APPEAL from the Circuit Court of St. Clair County; the Hon.
CARL H. BECKER, Judge, presiding.
MR. JUSTICE EBERSPACHER DELIVERED THE OPINION OF THE COURT:
Rehearing denied November 9, 1977.
This case arises from the action of the Board of Assessors of St. Clair County which in 1972 reassessed certain properties. The taxpayers administratively sought relief from the assessments before the Board of Review where they were not fully successful, and from there they perfected appeals to the State Property Tax Appeal Board. This Board affirmed the determinations of the Board of Review and the taxpayers then instituted proceedings for administrative review in the circuit court of St. Clair County. In parallel proceedings the taxpayers paid their 1972 real estate taxes, and subsequently their 1973 and 1974 taxes, under protest and they filed objections to the applications for judgment for the taxes filed by the county treasurer acting as the ex-officio collector of taxes. The trial court consolidated all the foregoing cases and entered judgment overruling the Property Tax Appeal Board, dismissing the applications for judgment, and ordering the taxes for the years 1972, 1973 and 1974 to be recomputed on the basis of 1971 assessments with proper refunds to be made to each taxpayer for those years. Both the Property Tax Appeal Board and the county treasurer appeal from the judgment entered.
This appeal involves 12 taxpayers (one of the taxpayers only filed an objection to his 1973 taxes but this case was also consolidated with those of the other taxpayers). Upon consolidation of the administrative review cases and the tax objection cases, it was agreed to by the parties that the evidence presented before the Board of Review and the Property Tax Appeal Board would apply equally to the tax objection cases and that no additional evidence would be introduced in connection therewith. The evidence essentially shows that the instant taxpayers own certain commercial and industrial real estate properties in Belleville Township. St. Clair County is divided into four assessment districts and District Two thereof includes Belleville Township and four other townships. The quadrennial assessment year for District Two was 1971. In 1972, the Board of Assessors of St. Clair County revised the assessments of commercial and industrial properties and of only those such properties within Belleville Township with three exceptions. Farm real estate and residential property in Belleville Township was not similarly reassessed unless such property was a part of a commercial establishment. In addition commercial and industrial properties situated in townships other than Belleville Township in District Two were not similarly reassessed. There was also testimony that St. Clair County had not authorized the classification of real estate for tax purposes.

OBJECTIVE
Copy the passage of the tax appeal opinion between "APPEAL from the Circuit" and "November 9, 1977.", inclusive.

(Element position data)
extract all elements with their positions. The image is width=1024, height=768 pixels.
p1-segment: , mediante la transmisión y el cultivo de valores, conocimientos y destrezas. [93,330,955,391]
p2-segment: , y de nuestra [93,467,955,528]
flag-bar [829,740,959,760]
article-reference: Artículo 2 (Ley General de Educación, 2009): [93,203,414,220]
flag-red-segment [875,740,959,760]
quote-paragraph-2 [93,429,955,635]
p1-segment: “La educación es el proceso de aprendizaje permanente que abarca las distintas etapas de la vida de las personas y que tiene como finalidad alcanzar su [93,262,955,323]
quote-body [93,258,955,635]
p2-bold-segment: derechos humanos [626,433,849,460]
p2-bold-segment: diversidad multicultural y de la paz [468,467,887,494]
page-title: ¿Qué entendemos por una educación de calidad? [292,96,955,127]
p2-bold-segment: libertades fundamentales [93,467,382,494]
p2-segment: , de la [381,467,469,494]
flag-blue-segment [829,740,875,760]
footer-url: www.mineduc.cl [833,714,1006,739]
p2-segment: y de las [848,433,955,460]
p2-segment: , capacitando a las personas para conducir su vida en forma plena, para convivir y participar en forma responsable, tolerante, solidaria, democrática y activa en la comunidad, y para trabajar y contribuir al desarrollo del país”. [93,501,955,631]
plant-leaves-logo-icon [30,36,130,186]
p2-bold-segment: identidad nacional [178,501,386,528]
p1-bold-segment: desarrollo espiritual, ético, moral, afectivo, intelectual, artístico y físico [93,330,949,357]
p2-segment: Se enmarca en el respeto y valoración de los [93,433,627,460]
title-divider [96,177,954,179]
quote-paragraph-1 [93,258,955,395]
==
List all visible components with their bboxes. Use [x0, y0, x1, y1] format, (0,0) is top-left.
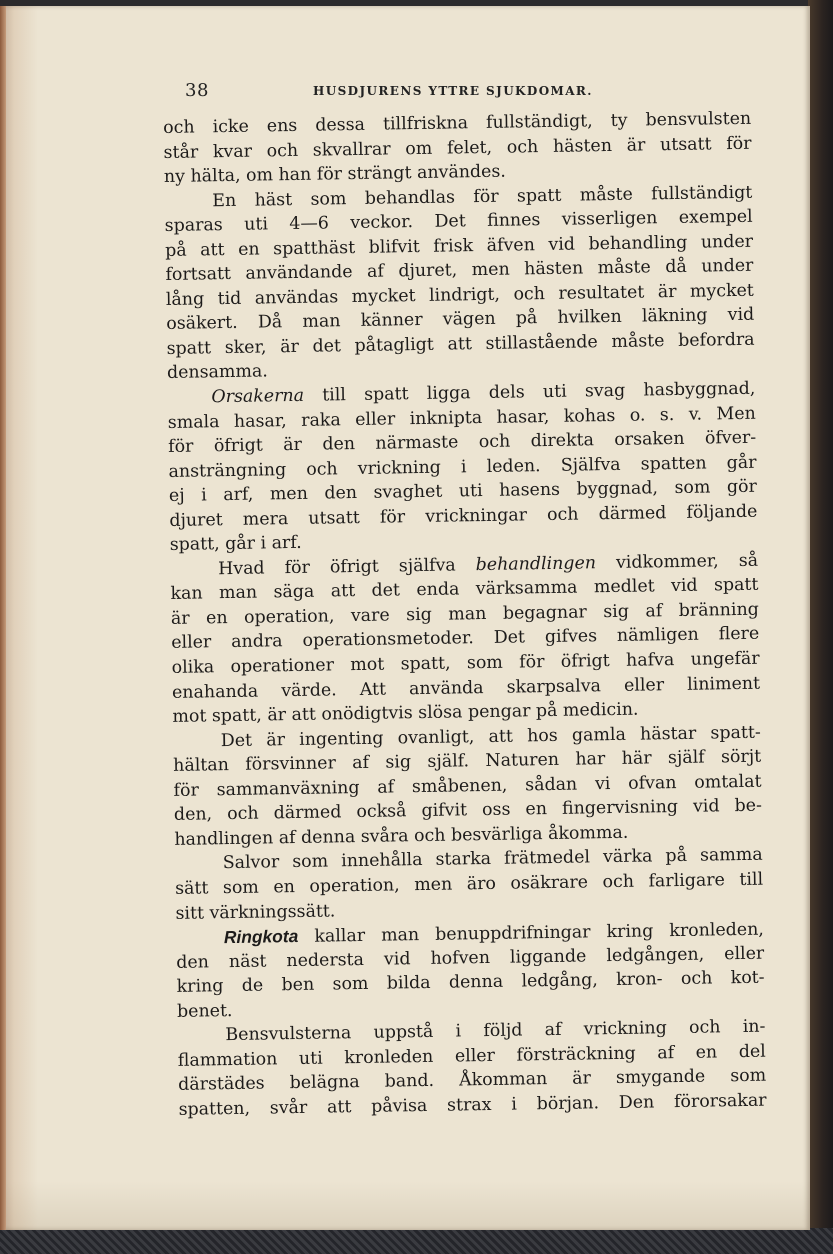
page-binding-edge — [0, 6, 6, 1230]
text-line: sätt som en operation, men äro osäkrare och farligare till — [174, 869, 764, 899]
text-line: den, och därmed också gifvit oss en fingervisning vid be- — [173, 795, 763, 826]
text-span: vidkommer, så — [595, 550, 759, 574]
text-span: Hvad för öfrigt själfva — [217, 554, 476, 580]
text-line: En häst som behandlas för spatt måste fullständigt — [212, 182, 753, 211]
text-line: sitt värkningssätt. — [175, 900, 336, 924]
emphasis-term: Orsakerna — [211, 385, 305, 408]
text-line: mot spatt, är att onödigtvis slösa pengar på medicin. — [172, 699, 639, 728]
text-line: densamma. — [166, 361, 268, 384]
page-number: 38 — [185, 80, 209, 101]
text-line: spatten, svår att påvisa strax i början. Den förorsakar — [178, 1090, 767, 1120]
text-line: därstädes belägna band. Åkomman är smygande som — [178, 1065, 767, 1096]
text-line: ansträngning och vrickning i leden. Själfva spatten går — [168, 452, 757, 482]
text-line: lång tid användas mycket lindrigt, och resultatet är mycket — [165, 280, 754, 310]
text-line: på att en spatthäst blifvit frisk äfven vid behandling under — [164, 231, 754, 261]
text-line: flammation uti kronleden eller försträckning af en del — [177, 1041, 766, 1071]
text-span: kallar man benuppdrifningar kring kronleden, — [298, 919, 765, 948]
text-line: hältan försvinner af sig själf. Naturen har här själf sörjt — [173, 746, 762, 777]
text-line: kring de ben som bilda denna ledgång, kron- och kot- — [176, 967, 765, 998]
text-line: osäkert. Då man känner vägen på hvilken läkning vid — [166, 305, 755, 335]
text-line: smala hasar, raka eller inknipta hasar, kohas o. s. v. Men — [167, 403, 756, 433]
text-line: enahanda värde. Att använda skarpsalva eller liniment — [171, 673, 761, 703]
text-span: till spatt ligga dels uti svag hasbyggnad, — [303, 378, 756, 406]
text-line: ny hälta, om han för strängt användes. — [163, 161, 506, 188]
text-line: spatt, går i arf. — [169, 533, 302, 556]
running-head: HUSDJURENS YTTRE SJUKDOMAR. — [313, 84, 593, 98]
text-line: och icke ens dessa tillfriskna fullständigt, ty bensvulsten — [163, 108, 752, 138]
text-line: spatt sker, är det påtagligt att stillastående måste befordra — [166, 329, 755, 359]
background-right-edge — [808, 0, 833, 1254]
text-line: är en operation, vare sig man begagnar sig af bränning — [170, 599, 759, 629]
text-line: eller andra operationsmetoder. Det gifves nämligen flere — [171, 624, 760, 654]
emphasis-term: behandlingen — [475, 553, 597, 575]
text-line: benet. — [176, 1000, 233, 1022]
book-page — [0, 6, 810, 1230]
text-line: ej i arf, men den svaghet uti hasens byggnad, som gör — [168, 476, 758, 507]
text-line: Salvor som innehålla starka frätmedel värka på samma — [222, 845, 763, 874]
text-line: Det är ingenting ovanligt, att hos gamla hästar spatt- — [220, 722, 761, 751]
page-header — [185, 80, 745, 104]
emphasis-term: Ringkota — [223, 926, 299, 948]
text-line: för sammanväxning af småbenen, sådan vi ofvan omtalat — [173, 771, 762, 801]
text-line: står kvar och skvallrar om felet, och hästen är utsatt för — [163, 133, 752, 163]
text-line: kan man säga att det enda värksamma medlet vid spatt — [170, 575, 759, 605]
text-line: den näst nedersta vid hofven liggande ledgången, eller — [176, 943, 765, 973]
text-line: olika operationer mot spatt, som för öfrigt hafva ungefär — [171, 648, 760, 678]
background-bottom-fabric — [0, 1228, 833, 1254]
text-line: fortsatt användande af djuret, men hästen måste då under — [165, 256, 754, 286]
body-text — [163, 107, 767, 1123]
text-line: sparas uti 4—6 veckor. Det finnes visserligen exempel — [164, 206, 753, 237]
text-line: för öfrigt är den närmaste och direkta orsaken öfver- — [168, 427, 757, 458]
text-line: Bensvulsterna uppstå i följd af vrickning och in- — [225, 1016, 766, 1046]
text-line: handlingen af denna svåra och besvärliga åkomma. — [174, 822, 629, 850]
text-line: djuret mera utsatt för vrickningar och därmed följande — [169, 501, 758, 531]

WRITTEN RESPONSE
APPEAL from the Circuit Court of St. Clair County; the Hon.
CARL H. BECKER, Judge, presiding.
MR. JUSTICE EBERSPACHER DELIVERED THE OPINION OF THE COURT:
Rehearing denied November 9, 1977.